* [GOAL]:
Extract every line from the records below that contains the word "circle".

* [INPUT]:
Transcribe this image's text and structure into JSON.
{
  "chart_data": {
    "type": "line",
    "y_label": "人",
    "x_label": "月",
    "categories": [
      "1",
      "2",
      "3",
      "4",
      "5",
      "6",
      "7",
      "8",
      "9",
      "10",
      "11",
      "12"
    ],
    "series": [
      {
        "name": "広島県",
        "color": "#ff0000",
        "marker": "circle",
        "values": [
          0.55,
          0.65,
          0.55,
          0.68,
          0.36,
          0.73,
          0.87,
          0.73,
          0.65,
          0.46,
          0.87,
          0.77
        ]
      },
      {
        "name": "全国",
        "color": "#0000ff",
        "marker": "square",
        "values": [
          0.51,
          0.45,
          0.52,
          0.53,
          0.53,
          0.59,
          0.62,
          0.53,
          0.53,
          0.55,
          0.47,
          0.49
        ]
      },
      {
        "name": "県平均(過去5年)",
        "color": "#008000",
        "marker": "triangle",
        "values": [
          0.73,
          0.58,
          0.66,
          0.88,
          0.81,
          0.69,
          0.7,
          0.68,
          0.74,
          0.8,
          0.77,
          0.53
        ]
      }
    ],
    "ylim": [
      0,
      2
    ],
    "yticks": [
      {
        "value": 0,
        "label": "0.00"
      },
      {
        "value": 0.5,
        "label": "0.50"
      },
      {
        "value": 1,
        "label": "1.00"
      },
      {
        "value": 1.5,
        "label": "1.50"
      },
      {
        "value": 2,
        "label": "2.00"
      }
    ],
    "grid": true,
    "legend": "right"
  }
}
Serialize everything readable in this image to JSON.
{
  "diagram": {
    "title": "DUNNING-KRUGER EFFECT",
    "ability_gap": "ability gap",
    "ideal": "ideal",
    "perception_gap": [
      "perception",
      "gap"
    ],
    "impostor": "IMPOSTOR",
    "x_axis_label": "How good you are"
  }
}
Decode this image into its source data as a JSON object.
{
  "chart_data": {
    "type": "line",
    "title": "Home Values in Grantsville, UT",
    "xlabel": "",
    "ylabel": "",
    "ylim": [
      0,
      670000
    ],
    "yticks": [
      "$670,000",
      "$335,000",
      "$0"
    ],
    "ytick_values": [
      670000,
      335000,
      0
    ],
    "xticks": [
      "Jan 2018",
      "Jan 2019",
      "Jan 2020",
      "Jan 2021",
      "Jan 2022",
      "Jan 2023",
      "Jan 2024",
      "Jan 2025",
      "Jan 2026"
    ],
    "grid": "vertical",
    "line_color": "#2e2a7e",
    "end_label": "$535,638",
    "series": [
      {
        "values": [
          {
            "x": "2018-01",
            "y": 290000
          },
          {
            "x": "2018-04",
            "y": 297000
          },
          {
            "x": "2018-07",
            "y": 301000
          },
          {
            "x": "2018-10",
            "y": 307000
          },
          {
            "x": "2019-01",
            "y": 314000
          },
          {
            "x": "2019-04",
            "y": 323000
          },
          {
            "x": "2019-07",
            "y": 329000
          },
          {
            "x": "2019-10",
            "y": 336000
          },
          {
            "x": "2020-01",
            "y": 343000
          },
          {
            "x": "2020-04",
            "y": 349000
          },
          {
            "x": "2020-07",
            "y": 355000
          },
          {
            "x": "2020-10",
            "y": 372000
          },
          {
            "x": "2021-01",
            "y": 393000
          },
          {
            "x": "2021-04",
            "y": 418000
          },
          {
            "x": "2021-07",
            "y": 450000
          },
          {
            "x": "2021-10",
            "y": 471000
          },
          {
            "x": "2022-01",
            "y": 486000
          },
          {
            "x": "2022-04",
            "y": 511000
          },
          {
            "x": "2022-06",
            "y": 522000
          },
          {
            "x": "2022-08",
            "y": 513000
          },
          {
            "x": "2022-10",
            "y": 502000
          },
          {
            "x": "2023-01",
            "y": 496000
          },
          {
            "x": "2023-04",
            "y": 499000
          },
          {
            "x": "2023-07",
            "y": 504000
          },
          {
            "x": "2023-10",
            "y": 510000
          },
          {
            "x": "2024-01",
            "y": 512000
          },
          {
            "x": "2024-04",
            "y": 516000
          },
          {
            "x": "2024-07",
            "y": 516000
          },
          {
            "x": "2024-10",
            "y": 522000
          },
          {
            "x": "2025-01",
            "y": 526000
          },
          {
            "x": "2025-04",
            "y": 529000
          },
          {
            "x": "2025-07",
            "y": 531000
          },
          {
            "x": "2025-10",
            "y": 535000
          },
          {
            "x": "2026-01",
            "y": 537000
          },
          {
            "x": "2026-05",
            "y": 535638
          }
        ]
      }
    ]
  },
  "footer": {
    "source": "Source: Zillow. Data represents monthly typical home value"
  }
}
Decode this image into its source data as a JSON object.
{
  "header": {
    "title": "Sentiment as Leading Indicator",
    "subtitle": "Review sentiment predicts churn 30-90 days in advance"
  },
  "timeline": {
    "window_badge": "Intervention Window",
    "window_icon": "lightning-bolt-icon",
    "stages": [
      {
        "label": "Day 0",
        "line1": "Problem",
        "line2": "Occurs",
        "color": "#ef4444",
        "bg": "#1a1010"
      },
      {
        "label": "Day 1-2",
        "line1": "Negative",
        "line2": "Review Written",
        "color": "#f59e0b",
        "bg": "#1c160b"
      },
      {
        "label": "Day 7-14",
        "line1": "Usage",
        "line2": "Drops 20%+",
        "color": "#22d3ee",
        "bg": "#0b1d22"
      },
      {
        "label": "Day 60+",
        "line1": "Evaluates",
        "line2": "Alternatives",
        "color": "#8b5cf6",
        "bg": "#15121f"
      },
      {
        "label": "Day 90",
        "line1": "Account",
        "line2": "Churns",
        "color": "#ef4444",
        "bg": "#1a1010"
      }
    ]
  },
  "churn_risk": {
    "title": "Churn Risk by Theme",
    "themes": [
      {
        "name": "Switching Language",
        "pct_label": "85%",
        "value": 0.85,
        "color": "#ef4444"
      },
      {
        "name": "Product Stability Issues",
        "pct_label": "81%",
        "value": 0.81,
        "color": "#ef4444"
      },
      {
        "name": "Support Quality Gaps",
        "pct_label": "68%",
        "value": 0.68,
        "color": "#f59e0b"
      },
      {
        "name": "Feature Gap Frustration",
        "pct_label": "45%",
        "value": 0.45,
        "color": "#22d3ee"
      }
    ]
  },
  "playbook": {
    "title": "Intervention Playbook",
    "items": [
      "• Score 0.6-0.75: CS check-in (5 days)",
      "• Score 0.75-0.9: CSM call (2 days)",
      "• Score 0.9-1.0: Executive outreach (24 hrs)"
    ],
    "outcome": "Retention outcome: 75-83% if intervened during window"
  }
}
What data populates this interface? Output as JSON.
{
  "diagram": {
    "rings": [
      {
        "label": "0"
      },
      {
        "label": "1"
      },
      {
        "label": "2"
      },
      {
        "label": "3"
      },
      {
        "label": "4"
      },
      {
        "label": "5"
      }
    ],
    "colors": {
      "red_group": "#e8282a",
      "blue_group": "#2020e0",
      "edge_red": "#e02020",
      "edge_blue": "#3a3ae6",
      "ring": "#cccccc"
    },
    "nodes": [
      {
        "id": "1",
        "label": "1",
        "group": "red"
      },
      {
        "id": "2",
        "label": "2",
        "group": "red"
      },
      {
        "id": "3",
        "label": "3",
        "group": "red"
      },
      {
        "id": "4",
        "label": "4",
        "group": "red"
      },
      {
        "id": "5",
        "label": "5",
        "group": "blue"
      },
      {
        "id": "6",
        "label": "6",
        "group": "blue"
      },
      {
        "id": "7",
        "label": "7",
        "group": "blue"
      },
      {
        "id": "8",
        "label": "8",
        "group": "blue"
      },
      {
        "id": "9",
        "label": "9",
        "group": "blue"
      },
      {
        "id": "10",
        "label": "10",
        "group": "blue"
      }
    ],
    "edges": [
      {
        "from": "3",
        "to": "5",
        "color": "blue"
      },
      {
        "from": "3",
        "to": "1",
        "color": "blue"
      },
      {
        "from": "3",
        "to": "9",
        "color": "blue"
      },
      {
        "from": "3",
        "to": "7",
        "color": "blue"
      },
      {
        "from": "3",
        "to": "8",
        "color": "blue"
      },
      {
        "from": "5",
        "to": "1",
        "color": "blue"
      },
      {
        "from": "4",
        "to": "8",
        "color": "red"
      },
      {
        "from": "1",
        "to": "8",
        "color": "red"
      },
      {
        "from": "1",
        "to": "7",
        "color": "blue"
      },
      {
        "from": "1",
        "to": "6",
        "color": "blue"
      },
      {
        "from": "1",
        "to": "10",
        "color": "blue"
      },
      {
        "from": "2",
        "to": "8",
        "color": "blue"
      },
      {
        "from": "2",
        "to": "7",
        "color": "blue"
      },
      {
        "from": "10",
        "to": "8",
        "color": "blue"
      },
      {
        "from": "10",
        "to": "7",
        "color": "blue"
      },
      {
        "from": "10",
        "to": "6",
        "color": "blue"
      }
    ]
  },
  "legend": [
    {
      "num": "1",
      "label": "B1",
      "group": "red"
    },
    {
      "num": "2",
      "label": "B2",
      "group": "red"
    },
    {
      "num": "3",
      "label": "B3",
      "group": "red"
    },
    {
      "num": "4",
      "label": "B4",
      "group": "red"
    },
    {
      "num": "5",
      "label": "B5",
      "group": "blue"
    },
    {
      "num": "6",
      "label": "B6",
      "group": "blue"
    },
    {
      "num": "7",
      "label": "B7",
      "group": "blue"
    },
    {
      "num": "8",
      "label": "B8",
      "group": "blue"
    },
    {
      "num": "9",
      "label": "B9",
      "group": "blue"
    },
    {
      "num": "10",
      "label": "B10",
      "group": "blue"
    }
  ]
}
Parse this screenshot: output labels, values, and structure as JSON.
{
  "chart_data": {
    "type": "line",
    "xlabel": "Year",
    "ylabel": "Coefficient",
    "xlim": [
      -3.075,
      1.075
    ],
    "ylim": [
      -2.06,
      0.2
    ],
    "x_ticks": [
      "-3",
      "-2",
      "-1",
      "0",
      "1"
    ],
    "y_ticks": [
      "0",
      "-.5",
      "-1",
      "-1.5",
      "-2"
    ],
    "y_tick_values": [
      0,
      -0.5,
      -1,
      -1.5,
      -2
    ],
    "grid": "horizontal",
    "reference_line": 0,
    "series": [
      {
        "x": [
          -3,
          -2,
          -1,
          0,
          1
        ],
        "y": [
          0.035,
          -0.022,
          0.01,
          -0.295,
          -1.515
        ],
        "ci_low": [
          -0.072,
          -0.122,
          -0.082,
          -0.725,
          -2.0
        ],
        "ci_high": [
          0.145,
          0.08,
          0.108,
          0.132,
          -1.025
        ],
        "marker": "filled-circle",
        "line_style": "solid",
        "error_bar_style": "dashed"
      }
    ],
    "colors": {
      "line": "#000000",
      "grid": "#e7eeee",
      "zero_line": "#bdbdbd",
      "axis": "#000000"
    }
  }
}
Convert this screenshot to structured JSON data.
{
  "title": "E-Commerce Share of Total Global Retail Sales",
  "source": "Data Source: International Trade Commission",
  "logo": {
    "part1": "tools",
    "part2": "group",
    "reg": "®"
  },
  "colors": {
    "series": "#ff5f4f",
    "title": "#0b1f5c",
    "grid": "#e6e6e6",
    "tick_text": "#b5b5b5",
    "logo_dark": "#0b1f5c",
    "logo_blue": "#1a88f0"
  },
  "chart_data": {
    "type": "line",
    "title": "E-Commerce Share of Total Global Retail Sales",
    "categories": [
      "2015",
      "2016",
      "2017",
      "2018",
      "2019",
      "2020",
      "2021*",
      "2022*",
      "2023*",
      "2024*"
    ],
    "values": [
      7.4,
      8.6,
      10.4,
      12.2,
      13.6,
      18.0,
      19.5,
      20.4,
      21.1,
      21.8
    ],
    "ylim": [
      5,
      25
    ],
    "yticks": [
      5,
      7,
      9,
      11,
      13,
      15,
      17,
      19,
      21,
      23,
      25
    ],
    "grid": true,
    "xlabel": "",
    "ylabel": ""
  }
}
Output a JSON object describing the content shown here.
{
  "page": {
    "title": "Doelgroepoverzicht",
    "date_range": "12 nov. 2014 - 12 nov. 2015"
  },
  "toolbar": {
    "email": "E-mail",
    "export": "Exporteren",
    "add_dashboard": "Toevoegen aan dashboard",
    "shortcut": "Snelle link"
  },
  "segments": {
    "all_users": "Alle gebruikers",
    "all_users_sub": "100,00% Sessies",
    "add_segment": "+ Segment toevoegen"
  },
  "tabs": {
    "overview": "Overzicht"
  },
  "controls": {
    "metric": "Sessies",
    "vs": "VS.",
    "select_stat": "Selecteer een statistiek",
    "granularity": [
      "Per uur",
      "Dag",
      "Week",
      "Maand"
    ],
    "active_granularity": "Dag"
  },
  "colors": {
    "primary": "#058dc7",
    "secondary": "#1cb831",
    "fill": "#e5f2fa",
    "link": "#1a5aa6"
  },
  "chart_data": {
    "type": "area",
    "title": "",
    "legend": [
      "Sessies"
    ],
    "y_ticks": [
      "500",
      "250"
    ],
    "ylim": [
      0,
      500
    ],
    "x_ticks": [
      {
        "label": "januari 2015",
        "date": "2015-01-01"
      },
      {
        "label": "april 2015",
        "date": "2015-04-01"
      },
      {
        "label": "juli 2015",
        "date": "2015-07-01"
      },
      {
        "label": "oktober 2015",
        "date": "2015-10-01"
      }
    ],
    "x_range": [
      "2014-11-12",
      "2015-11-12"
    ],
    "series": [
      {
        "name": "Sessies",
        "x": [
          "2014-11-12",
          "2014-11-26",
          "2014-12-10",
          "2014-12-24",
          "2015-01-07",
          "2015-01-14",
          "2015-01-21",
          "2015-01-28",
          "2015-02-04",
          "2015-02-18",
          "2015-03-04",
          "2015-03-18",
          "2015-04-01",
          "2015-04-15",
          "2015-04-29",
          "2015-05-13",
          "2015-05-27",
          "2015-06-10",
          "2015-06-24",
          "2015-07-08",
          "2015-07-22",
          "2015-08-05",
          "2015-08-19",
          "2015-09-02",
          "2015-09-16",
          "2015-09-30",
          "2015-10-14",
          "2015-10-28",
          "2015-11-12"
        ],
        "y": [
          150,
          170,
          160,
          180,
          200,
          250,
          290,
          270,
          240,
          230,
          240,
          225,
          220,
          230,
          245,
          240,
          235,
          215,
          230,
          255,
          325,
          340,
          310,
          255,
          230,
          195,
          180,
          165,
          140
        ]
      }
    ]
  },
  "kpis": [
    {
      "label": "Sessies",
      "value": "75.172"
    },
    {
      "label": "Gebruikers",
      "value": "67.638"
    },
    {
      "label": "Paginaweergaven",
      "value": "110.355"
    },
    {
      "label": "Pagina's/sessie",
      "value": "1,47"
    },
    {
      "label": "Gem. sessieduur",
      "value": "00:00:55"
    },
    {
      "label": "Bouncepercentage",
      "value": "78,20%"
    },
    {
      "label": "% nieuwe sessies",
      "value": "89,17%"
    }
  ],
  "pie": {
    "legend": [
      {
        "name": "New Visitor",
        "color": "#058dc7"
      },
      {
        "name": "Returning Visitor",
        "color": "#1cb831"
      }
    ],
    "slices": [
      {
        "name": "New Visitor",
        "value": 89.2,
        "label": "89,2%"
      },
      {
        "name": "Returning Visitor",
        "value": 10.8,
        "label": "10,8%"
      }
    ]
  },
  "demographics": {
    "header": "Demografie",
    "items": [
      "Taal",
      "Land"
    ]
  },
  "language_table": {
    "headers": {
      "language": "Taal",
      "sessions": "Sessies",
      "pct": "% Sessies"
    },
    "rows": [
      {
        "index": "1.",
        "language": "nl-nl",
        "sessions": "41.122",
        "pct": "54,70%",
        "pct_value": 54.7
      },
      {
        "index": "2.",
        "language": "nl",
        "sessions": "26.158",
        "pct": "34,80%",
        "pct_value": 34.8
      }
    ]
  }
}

* [EXERCISE ANSWER]:
        "marker": "circle",
        "marker": "filled-circle",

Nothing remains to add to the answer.